Closer to home, Brightpeak Financial, a division of Thrivent Financial for Lutherans, engages customers in a much broader conversation than a transactional focus on the insurance products that it sells. On a website structured around the categories of “Live,” “Work,” and “Learn,” it offers content that speaks to customers’ direct concerns, from organic produce to marital stress to summer holidays. The site meets customers in the spaces where they already reside and speaks to the value of its products from this orientation. For example, it has Disability Insurance specifically targeted to stay-at-home parents, framing the value of the work that happens outside the traditional workplace.

A recent concept project completed by a strategist and designer here at Continuum explored how to make a food-tracking app that fits the mental models of real people, not the weird typologies of the food or weight loss industries. The team took a relative approach to behavior change, opting to design the app to help people make the change they want, rather than teach them a “correct” one. The system adapts to the user’s definition of healthy and supports them in making the change that is important to them, whether it’s about more veggies, portion control, or steering away from carbs and sugar.

Consider When to Be the Expert

Both healthcare and financial services are industries in which expertise and judgment matter. As consumerized as they become, there remains a vast difference between, say, buying a toaster on Amazon and tending your nest egg or deciding when knee replacement is necessary. But as expertise becomes commoditized and people come to expect more self-service or participatory experiences, the most sophisticated organizations are learning when to let their expertise shine and when to let people drive.

Source data:
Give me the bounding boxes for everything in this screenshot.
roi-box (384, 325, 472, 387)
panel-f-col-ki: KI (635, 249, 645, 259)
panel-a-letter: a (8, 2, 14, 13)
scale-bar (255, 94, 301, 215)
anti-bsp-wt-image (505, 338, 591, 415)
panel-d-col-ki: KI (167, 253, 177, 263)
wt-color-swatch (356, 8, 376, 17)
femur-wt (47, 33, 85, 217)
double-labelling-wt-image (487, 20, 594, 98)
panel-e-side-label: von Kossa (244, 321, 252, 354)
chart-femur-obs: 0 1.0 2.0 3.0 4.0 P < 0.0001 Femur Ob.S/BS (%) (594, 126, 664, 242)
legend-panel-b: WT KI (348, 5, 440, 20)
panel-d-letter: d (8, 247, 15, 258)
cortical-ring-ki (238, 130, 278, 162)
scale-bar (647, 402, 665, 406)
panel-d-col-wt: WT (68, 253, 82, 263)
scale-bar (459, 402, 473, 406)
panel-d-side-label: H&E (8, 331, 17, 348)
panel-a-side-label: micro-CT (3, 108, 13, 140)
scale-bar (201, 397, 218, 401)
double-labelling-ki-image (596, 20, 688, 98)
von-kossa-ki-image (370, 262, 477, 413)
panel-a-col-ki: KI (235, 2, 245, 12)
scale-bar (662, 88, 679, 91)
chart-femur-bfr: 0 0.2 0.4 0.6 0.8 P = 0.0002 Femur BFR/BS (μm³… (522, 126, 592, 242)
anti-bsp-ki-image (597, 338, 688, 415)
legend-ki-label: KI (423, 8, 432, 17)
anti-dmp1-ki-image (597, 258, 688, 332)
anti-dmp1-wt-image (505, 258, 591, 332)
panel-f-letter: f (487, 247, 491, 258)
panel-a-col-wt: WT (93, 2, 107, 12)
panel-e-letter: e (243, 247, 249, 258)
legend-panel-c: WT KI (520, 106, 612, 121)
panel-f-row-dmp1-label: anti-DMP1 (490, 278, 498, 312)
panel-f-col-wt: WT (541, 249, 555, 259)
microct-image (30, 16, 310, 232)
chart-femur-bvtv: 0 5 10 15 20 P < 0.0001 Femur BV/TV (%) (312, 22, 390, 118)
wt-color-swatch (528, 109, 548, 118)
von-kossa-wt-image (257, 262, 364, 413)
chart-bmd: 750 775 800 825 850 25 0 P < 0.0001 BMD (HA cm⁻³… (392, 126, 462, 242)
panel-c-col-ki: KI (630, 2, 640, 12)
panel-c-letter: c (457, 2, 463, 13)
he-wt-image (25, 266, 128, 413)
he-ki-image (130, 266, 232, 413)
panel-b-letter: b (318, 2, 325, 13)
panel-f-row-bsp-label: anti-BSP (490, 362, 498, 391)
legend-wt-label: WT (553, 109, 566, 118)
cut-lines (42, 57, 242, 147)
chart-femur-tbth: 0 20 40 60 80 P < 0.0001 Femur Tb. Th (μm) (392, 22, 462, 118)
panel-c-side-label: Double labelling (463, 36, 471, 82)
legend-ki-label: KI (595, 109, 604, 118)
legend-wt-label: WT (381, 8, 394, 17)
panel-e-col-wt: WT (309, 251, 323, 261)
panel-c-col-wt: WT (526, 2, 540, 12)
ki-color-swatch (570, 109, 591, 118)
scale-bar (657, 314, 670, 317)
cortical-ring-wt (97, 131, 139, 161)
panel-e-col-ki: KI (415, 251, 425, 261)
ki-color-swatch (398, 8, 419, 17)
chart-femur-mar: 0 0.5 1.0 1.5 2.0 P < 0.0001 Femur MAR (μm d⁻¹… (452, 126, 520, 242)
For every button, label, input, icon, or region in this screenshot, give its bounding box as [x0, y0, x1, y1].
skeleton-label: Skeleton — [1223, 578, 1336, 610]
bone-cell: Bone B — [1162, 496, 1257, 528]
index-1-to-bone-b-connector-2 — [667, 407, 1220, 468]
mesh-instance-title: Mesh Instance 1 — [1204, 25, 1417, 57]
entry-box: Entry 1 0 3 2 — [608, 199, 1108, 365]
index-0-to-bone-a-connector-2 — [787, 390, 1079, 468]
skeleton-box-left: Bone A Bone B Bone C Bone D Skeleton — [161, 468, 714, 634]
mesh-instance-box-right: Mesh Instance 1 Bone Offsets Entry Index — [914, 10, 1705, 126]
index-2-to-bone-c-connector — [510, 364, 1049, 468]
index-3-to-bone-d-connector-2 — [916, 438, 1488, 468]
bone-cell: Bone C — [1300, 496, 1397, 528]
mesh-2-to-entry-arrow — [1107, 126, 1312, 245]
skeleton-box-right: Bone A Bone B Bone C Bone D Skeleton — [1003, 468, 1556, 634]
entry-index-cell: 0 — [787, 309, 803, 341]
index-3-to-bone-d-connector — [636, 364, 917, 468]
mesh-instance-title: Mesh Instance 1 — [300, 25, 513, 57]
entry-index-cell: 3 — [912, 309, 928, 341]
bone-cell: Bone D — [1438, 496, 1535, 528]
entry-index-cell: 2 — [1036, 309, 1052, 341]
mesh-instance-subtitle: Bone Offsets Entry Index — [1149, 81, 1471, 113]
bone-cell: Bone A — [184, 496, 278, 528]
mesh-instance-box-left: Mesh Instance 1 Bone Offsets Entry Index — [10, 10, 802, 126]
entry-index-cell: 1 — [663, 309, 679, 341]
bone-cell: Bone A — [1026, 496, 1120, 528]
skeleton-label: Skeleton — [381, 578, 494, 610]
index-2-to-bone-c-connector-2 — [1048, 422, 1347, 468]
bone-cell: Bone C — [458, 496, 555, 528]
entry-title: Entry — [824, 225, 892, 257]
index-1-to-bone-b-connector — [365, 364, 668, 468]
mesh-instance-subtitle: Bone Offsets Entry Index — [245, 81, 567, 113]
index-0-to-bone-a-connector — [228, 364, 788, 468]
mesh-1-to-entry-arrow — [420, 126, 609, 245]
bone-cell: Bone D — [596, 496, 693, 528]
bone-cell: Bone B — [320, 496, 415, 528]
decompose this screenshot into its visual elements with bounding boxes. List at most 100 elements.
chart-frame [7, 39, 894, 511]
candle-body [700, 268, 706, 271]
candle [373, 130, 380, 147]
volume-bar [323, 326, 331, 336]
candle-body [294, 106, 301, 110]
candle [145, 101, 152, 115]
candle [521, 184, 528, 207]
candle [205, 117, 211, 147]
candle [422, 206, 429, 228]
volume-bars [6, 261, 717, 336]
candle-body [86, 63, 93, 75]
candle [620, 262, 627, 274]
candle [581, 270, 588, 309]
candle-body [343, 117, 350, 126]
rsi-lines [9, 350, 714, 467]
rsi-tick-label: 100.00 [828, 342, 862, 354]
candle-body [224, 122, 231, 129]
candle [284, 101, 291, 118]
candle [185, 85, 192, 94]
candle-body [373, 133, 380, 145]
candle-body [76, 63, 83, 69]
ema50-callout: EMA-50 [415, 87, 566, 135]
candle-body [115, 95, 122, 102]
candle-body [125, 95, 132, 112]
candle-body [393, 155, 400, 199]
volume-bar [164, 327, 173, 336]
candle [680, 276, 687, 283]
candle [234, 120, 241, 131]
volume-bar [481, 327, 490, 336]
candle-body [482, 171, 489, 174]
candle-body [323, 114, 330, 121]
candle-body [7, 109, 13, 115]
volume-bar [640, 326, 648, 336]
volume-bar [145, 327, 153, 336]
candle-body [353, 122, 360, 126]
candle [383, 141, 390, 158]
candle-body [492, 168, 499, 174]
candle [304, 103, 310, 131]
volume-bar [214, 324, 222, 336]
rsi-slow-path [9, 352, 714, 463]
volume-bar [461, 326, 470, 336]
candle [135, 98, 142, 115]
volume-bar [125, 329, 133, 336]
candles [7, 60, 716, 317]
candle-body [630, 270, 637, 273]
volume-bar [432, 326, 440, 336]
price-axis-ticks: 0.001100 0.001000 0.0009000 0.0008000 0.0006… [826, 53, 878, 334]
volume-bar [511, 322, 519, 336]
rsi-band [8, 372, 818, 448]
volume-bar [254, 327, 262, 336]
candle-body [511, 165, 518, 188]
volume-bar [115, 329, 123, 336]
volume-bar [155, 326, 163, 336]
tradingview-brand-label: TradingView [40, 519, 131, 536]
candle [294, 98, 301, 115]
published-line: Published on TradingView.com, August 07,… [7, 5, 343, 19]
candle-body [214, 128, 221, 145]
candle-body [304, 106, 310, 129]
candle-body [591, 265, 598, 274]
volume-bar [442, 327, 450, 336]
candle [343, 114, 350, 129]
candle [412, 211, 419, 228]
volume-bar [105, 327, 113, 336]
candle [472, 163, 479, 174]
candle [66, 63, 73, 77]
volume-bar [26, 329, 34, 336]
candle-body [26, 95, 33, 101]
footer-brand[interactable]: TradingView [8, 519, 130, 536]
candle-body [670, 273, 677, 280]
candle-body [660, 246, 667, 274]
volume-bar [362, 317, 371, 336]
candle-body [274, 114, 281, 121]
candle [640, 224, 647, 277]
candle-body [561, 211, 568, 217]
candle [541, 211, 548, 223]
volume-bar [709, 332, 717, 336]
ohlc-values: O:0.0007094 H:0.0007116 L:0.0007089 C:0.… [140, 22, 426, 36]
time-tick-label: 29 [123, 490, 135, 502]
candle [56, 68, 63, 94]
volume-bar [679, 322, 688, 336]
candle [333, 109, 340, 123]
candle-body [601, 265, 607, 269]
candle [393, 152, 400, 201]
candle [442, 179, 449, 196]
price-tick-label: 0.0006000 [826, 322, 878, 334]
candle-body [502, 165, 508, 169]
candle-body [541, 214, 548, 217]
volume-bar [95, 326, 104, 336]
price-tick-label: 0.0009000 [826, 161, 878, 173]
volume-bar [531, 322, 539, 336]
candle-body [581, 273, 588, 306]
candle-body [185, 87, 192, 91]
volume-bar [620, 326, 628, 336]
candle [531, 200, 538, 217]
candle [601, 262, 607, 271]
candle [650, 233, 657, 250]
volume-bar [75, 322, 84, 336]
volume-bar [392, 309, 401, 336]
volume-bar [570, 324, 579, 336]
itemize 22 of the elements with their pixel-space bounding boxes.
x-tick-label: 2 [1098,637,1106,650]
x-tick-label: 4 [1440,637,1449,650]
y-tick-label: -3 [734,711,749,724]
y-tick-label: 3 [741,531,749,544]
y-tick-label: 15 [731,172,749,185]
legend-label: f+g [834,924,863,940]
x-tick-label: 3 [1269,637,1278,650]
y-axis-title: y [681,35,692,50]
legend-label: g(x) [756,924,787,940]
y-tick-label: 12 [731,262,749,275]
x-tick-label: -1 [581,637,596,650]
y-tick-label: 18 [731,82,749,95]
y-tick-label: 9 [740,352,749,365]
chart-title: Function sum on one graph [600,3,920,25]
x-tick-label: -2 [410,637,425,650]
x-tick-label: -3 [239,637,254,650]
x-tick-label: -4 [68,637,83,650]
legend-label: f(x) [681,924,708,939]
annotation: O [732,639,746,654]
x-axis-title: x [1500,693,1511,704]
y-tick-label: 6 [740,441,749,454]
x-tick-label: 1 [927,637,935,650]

Problems and tasks:
**1)** List the categories that, according to the provided passage, structure the Brightpeak Financial website.
**2)** Rewrite the paragraph beginning "A recent concept project" from the provided passage as a shorter bulleted list that keeps its main facts.
**3)** According to the provided passage, which company is Brightpeak Financial a division of?

Solved tasks:
**1)**
- Live
- Work
- Learn

**2)**
- A strategist and designer at Continuum completed a concept project on a food-tracking app.
- The app was meant to fit the mental models of real people, not the typologies of the food or weight loss industries.
- The team took a relative approach to behavior change: the app helps people make the change they want instead of teaching a "correct" one.
- The system adapts to each user's definition of healthy, whether that means more veggies, portion control, or avoiding carbs and sugar.

**3)** Thrivent Financial for Lutherans.